Given instruction:
Copy each line exactly.

Given records:
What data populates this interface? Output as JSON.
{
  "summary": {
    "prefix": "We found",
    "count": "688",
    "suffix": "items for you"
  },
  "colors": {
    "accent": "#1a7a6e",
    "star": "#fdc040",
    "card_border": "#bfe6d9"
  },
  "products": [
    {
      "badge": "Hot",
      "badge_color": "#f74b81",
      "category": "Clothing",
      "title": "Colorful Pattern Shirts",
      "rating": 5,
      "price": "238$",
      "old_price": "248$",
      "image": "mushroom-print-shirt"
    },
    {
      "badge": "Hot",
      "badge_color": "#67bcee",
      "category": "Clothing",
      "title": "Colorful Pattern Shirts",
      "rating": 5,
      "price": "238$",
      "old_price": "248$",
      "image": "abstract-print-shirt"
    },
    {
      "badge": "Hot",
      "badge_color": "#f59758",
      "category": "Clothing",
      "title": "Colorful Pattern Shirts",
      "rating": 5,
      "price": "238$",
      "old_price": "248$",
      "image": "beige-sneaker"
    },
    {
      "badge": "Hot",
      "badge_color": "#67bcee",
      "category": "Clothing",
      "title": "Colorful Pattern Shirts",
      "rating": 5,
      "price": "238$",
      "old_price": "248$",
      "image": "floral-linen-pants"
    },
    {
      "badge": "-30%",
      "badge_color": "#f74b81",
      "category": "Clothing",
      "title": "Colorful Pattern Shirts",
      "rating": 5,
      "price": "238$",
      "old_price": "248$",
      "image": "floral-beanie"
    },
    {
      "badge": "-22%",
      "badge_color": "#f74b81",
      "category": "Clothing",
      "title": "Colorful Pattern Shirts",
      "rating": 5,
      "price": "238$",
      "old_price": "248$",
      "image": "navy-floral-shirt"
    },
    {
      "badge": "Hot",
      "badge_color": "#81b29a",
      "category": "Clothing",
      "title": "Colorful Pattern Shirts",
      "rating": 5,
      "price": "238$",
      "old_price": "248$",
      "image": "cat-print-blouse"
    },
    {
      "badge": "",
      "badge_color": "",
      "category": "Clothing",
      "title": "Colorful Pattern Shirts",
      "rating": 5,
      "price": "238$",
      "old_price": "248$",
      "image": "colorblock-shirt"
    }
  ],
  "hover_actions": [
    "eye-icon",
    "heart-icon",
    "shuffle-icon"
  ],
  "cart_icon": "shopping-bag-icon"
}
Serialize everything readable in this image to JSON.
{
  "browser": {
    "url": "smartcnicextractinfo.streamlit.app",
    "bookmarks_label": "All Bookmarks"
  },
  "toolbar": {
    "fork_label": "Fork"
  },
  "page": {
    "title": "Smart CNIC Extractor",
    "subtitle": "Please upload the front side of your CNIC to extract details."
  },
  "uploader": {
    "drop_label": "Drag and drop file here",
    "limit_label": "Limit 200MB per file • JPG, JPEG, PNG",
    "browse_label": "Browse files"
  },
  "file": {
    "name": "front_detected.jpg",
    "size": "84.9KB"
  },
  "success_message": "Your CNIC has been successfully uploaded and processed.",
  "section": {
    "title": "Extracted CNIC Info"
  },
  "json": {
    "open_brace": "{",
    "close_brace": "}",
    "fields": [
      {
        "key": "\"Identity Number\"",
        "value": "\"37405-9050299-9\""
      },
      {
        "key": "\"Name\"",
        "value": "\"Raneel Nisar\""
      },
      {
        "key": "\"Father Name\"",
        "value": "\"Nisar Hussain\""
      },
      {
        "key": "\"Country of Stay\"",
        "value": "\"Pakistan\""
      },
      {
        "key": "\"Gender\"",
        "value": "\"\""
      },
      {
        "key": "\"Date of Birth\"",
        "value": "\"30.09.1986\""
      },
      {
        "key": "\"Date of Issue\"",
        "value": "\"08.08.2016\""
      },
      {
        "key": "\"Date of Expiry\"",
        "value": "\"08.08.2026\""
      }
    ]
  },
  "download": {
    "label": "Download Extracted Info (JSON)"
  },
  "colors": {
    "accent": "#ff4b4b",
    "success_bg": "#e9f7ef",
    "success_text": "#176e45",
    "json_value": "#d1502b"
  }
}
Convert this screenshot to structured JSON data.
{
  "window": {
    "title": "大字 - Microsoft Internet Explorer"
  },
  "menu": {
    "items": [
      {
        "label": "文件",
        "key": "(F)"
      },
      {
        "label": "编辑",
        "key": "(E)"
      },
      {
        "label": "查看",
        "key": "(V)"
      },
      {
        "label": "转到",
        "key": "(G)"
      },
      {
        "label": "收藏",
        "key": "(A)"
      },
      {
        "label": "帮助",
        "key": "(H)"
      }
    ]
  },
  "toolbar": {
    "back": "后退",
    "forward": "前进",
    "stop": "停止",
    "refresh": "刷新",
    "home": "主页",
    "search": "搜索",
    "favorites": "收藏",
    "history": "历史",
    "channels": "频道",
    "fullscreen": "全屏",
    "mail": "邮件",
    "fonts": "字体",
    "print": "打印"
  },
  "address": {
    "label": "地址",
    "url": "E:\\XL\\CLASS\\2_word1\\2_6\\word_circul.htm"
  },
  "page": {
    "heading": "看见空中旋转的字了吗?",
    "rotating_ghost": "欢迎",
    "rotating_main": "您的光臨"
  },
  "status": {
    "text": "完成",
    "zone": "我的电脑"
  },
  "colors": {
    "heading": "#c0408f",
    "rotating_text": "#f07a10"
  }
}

The completed task:
What data populates this interface? Output as JSON.
{
  "summary": {
    "prefix": "We found",
    "count": "688",
    "suffix": "items for you"
  },
  "colors": {
    "accent": "#1a7a6e",
    "star": "#fdc040",
    "card_border": "#bfe6d9"
  },
  "products": [
    {
      "badge": "Hot",
      "badge_color": "#f74b81",
      "category": "Clothing",
      "title": "Colorful Pattern Shirts",
      "rating": 5,
      "price": "238$",
      "old_price": "248$",
      "image": "mushroom-print-shirt"
    },
    {
      "badge": "Hot",
      "badge_color": "#67bcee",
      "category": "Clothing",
      "title": "Colorful Pattern Shirts",
      "rating": 5,
      "price": "238$",
      "old_price": "248$",
      "image": "abstract-print-shirt"
    },
    {
      "badge": "Hot",
      "badge_color": "#f59758",
      "category": "Clothing",
      "title": "Colorful Pattern Shirts",
      "rating": 5,
      "price": "238$",
      "old_price": "248$",
      "image": "beige-sneaker"
    },
    {
      "badge": "Hot",
      "badge_color": "#67bcee",
      "category": "Clothing",
      "title": "Colorful Pattern Shirts",
      "rating": 5,
      "price": "238$",
      "old_price": "248$",
      "image": "floral-linen-pants"
    },
    {
      "badge": "-30%",
      "badge_color": "#f74b81",
      "category": "Clothing",
      "title": "Colorful Pattern Shirts",
      "rating": 5,
      "price": "238$",
      "old_price": "248$",
      "image": "floral-beanie"
    },
    {
      "badge": "-22%",
      "badge_color": "#f74b81",
      "category": "Clothing",
      "title": "Colorful Pattern Shirts",
      "rating": 5,
      "price": "238$",
      "old_price": "248$",
      "image": "navy-floral-shirt"
    },
    {
      "badge": "Hot",
      "badge_color": "#81b29a",
      "category": "Clothing",
      "title": "Colorful Pattern Shirts",
      "rating": 5,
      "price": "238$",
      "old_price": "248$",
      "image": "cat-print-blouse"
    },
    {
      "badge": "",
      "badge_color": "",
      "category": "Clothing",
      "title": "Colorful Pattern Shirts",
      "rating": 5,
      "price": "238$",
      "old_price": "248$",
      "image": "colorblock-shirt"
    }
  ],
  "hover_actions": [
    "eye-icon",
    "heart-icon",
    "shuffle-icon"
  ],
  "cart_icon": "shopping-bag-icon"
}
Serialize everything readable in this image to JSON.
{
  "browser": {
    "url": "smartcnicextractinfo.streamlit.app",
    "bookmarks_label": "All Bookmarks"
  },
  "toolbar": {
    "fork_label": "Fork"
  },
  "page": {
    "title": "Smart CNIC Extractor",
    "subtitle": "Please upload the front side of your CNIC to extract details."
  },
  "uploader": {
    "drop_label": "Drag and drop file here",
    "limit_label": "Limit 200MB per file • JPG, JPEG, PNG",
    "browse_label": "Browse files"
  },
  "file": {
    "name": "front_detected.jpg",
    "size": "84.9KB"
  },
  "success_message": "Your CNIC has been successfully uploaded and processed.",
  "section": {
    "title": "Extracted CNIC Info"
  },
  "json": {
    "open_brace": "{",
    "close_brace": "}",
    "fields": [
      {
        "key": "\"Identity Number\"",
        "value": "\"37405-9050299-9\""
      },
      {
        "key": "\"Name\"",
        "value": "\"Raneel Nisar\""
      },
      {
        "key": "\"Father Name\"",
        "value": "\"Nisar Hussain\""
      },
      {
        "key": "\"Country of Stay\"",
        "value": "\"Pakistan\""
      },
      {
        "key": "\"Gender\"",
        "value": "\"\""
      },
      {
        "key": "\"Date of Birth\"",
        "value": "\"30.09.1986\""
      },
      {
        "key": "\"Date of Issue\"",
        "value": "\"08.08.2016\""
      },
      {
        "key": "\"Date of Expiry\"",
        "value": "\"08.08.2026\""
      }
    ]
  },
  "download": {
    "label": "Download Extracted Info (JSON)"
  },
  "colors": {
    "accent": "#ff4b4b",
    "success_bg": "#e9f7ef",
    "success_text": "#176e45",
    "json_value": "#d1502b"
  }
}
Convert this screenshot to structured JSON data.
{
  "window": {
    "title": "大字 - Microsoft Internet Explorer"
  },
  "menu": {
    "items": [
      {
        "label": "文件",
        "key": "(F)"
      },
      {
        "label": "编辑",
        "key": "(E)"
      },
      {
        "label": "查看",
        "key": "(V)"
      },
      {
        "label": "转到",
        "key": "(G)"
      },
      {
        "label": "收藏",
        "key": "(A)"
      },
      {
        "label": "帮助",
        "key": "(H)"
      }
    ]
  },
  "toolbar": {
    "back": "后退",
    "forward": "前进",
    "stop": "停止",
    "refresh": "刷新",
    "home": "主页",
    "search": "搜索",
    "favorites": "收藏",
    "history": "历史",
    "channels": "频道",
    "fullscreen": "全屏",
    "mail": "邮件",
    "fonts": "字体",
    "print": "打印"
  },
  "address": {
    "label": "地址",
    "url": "E:\\XL\\CLASS\\2_word1\\2_6\\word_circul.htm"
  },
  "page": {
    "heading": "看见空中旋转的字了吗?",
    "rotating_ghost": "欢迎",
    "rotating_main": "您的光臨"
  },
  "status": {
    "text": "完成",
    "zone": "我的电脑"
  },
  "colors": {
    "heading": "#c0408f",
    "rotating_text": "#f07a10"
  }
}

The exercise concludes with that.